Task statement :: Every entry that follows should be reproduced exactly.

Entries supplied ::
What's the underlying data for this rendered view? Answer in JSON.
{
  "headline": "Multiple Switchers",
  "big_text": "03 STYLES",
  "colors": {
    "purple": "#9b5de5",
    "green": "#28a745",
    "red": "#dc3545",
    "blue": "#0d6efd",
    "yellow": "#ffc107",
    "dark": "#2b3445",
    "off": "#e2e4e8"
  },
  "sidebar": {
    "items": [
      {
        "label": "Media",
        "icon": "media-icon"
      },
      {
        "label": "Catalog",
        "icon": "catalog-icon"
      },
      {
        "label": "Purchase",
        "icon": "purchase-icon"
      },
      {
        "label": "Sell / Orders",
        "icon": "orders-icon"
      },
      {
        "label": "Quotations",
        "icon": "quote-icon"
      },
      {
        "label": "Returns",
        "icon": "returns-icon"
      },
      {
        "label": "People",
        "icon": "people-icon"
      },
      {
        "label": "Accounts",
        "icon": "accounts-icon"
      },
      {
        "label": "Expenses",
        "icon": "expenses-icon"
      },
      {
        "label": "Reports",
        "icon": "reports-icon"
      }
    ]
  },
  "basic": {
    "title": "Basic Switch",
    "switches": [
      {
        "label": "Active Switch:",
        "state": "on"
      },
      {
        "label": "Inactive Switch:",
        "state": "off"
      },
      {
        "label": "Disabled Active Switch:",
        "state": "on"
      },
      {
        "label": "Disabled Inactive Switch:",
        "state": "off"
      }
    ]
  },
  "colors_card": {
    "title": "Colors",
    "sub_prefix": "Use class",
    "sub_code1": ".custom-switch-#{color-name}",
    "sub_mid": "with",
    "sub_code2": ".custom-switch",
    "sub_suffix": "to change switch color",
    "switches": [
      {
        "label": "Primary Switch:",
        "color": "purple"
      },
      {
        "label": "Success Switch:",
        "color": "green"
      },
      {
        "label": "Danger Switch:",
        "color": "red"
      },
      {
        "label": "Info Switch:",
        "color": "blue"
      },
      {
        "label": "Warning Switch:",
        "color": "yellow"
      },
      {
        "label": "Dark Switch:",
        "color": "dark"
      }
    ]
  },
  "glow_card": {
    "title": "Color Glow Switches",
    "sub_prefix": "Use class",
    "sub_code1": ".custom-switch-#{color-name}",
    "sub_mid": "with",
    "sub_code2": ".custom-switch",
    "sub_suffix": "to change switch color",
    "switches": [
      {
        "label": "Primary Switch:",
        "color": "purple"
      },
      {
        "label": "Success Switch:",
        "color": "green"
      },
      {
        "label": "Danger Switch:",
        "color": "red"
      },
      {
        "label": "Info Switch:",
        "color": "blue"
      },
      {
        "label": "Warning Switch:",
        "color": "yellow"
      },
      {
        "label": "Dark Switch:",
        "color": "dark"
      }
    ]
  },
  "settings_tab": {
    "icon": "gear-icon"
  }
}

Final result ::
What's the underlying data for this rendered view? Answer in JSON.
{
  "headline": "Multiple Switchers",
  "big_text": "03 STYLES",
  "colors": {
    "purple": "#9b5de5",
    "green": "#28a745",
    "red": "#dc3545",
    "blue": "#0d6efd",
    "yellow": "#ffc107",
    "dark": "#2b3445",
    "off": "#e2e4e8"
  },
  "sidebar": {
    "items": [
      {
        "label": "Media",
        "icon": "media-icon"
      },
      {
        "label": "Catalog",
        "icon": "catalog-icon"
      },
      {
        "label": "Purchase",
        "icon": "purchase-icon"
      },
      {
        "label": "Sell / Orders",
        "icon": "orders-icon"
      },
      {
        "label": "Quotations",
        "icon": "quote-icon"
      },
      {
        "label": "Returns",
        "icon": "returns-icon"
      },
      {
        "label": "People",
        "icon": "people-icon"
      },
      {
        "label": "Accounts",
        "icon": "accounts-icon"
      },
      {
        "label": "Expenses",
        "icon": "expenses-icon"
      },
      {
        "label": "Reports",
        "icon": "reports-icon"
      }
    ]
  },
  "basic": {
    "title": "Basic Switch",
    "switches": [
      {
        "label": "Active Switch:",
        "state": "on"
      },
      {
        "label": "Inactive Switch:",
        "state": "off"
      },
      {
        "label": "Disabled Active Switch:",
        "state": "on"
      },
      {
        "label": "Disabled Inactive Switch:",
        "state": "off"
      }
    ]
  },
  "colors_card": {
    "title": "Colors",
    "sub_prefix": "Use class",
    "sub_code1": ".custom-switch-#{color-name}",
    "sub_mid": "with",
    "sub_code2": ".custom-switch",
    "sub_suffix": "to change switch color",
    "switches": [
      {
        "label": "Primary Switch:",
        "color": "purple"
      },
      {
        "label": "Success Switch:",
        "color": "green"
      },
      {
        "label": "Danger Switch:",
        "color": "red"
      },
      {
        "label": "Info Switch:",
        "color": "blue"
      },
      {
        "label": "Warning Switch:",
        "color": "yellow"
      },
      {
        "label": "Dark Switch:",
        "color": "dark"
      }
    ]
  },
  "glow_card": {
    "title": "Color Glow Switches",
    "sub_prefix": "Use class",
    "sub_code1": ".custom-switch-#{color-name}",
    "sub_mid": "with",
    "sub_code2": ".custom-switch",
    "sub_suffix": "to change switch color",
    "switches": [
      {
        "label": "Primary Switch:",
        "color": "purple"
      },
      {
        "label": "Success Switch:",
        "color": "green"
      },
      {
        "label": "Danger Switch:",
        "color": "red"
      },
      {
        "label": "Info Switch:",
        "color": "blue"
      },
      {
        "label": "Warning Switch:",
        "color": "yellow"
      },
      {
        "label": "Dark Switch:",
        "color": "dark"
      }
    ]
  },
  "settings_tab": {
    "icon": "gear-icon"
  }
}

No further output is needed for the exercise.